> **Task goal**
Copy each line of the data below with the word "частоты".
* START *
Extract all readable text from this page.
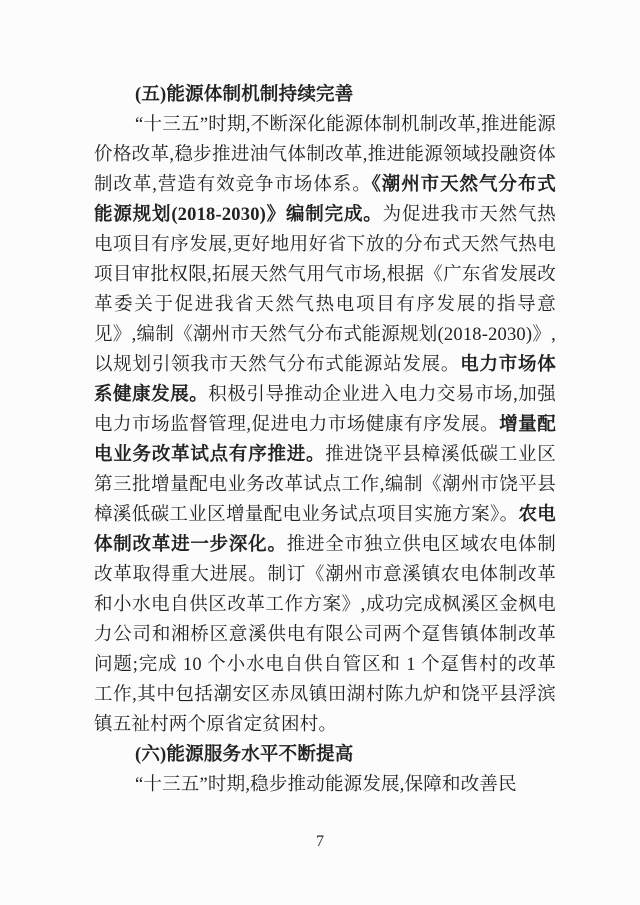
(五)能源体制机制持续完善

“十三五”时期,不断深化能源体制机制改革,推进能源价格改革,稳步推进油气体制改革,推进能源领域投融资体制改革,营造有效竞争市场体系。《潮州市天然气分布式能源规划(2018-2030)》编制完成。为促进我市天然气热电项目有序发展,更好地用好省下放的分布式天然气热电项目审批权限,拓展天然气用气市场,根据《广东省发展改革委关于促进我省天然气热电项目有序发展的指导意见》,编制《潮州市天然气分布式能源规划(2018-2030)》,以规划引领我市天然气分布式能源站发展。电力市场体系健康发展。积极引导推动企业进入电力交易市场,加强电力市场监督管理,促进电力市场健康有序发展。增量配电业务改革试点有序推进。推进饶平县樟溪低碳工业区第三批增量配电业务改革试点工作,编制《潮州市饶平县樟溪低碳工业区增量配电业务试点项目实施方案》。农电体制改革进一步深化。推进全市独立供电区域农电体制改革取得重大进展。制订《潮州市意溪镇农电体制改革和小水电自供区改革工作方案》,成功完成枫溪区金枫电力公司和湘桥区意溪供电有限公司两个趸售镇体制改革问题;完成 10 个小水电自供自管区和 1 个趸售村的改革工作,其中包括潮安区赤凤镇田湖村陈九炉和饶平县浮滨镇五祉村两个原省定贫困村。

(六)能源服务水平不断提高

“十三五”时期,稳步推动能源发展,保障和改善民

7
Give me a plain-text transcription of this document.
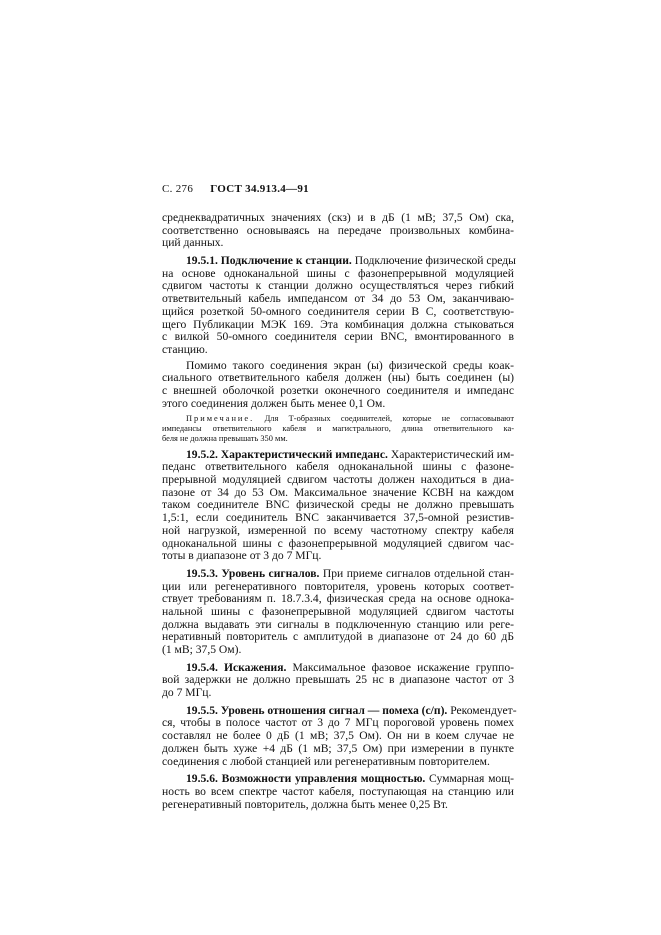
С. 276 ГОСТ 34.913.4—91
среднеквадратичных значениях (скз) и в дБ (1 мВ; 37,5 Ом) ска,
соответственно основываясь на передаче произвольных комбина-
ций данных.
19.5.1. Подключение к станции. Подключение физической среды
на основе одноканальной шины с фазонепрерывной модуляцией
сдвигом частоты к станции должно осуществляться через гибкий
ответвительный кабель импедансом от 34 до 53 Ом, заканчиваю-
щийся розеткой 50-омного соединителя серии В С, соответствую-
щего Публикации МЭК 169. Эта комбинация должна стыковаться
с вилкой 50-омного соединителя серии BNC, вмонтированного в
станцию.
Помимо такого соединения экран (ы) физической среды коак-
сиального ответвительного кабеля должен (ны) быть соединен (ы)
с внешней оболочкой розетки оконечного соединителя и импеданс
этого соединения должен быть менее 0,1 Ом.
Примечание. Для Т-образных соединителей, которые не согласовывают
импедансы ответвительного кабеля и магистрального, длина ответвительного ка-
беля не должна превышать 350 мм.
19.5.2. Характеристический импеданс. Характеристический им-
педанс ответвительного кабеля одноканальной шины с фазоне-
прерывной модуляцией сдвигом частоты должен находиться в диа-
пазоне от 34 до 53 Ом. Максимальное значение КСВН на каждом
таком соединителе BNC физической среды не должно превышать
1,5:1, если соединитель BNC заканчивается 37,5-омной резистив-
ной нагрузкой, измеренной по всему частотному спектру кабеля
одноканальной шины с фазонепрерывной модуляцией сдвигом час-
тоты в диапазоне от 3 до 7 МГц.
19.5.3. Уровень сигналов. При приеме сигналов отдельной стан-
ции или регенеративного повторителя, уровень которых соответ-
ствует требованиям п. 18.7.3.4, физическая среда на основе однока-
нальной шины с фазонепрерывной модуляцией сдвигом частоты
должна выдавать эти сигналы в подключенную станцию или реге-
неративный повторитель с амплитудой в диапазоне от 24 до 60 дБ
(1 мВ; 37,5 Ом).
19.5.4. Искажения. Максимальное фазовое искажение группо-
вой задержки не должно превышать 25 нс в диапазоне частот от 3
до 7 МГц.
19.5.5. Уровень отношения сигнал — помеха (с/п). Рекомендует-
ся, чтобы в полосе частот от 3 до 7 МГц пороговой уровень помех
составлял не более 0 дБ (1 мВ; 37,5 Ом). Он ни в коем случае не
должен быть хуже +4 дБ (1 мВ; 37,5 Ом) при измерении в пункте
соединения с любой станцией или регенеративным повторителем.
19.5.6. Возможности управления мощностью. Суммарная мощ-
ность во всем спектре частот кабеля, поступающая на станцию или
регенеративный повторитель, должна быть менее 0,25 Вт.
* END *
> **Written answer**
сдвигом частоты к станции должно осуществляться через гибкий
прерывной модуляцией сдвигом частоты должен находиться в диа-
нальной шины с фазонепрерывной модуляцией сдвигом частоты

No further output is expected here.